**Recorded data**
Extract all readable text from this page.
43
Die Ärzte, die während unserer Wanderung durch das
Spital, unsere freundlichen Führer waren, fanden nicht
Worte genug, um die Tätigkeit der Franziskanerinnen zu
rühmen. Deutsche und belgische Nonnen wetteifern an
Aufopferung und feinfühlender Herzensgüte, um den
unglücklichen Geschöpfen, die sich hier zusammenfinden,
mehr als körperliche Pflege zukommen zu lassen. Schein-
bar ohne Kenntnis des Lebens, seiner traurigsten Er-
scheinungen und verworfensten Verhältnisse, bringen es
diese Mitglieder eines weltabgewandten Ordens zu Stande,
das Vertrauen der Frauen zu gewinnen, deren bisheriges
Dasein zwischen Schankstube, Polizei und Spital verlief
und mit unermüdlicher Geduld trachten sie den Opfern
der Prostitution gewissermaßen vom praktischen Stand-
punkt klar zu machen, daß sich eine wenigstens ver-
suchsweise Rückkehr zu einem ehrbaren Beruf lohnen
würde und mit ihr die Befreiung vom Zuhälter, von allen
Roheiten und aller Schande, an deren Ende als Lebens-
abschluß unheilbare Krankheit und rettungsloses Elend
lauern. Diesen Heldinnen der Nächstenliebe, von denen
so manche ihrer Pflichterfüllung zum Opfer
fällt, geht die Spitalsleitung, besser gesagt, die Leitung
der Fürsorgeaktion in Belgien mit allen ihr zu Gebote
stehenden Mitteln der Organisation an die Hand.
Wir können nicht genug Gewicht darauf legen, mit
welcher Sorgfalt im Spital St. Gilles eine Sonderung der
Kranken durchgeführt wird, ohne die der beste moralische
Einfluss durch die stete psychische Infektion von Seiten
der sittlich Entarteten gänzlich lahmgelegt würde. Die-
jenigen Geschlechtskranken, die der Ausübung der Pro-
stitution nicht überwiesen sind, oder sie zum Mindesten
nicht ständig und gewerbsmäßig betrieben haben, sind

**What you are asked to do**
In the records above, find each line that holds the word "genug"; copy all such lines.

**Finished exercise**
Worte genug, um die Tätigkeit der Franziskanerinnen zu
Wir können nicht genug Gewicht darauf legen, mit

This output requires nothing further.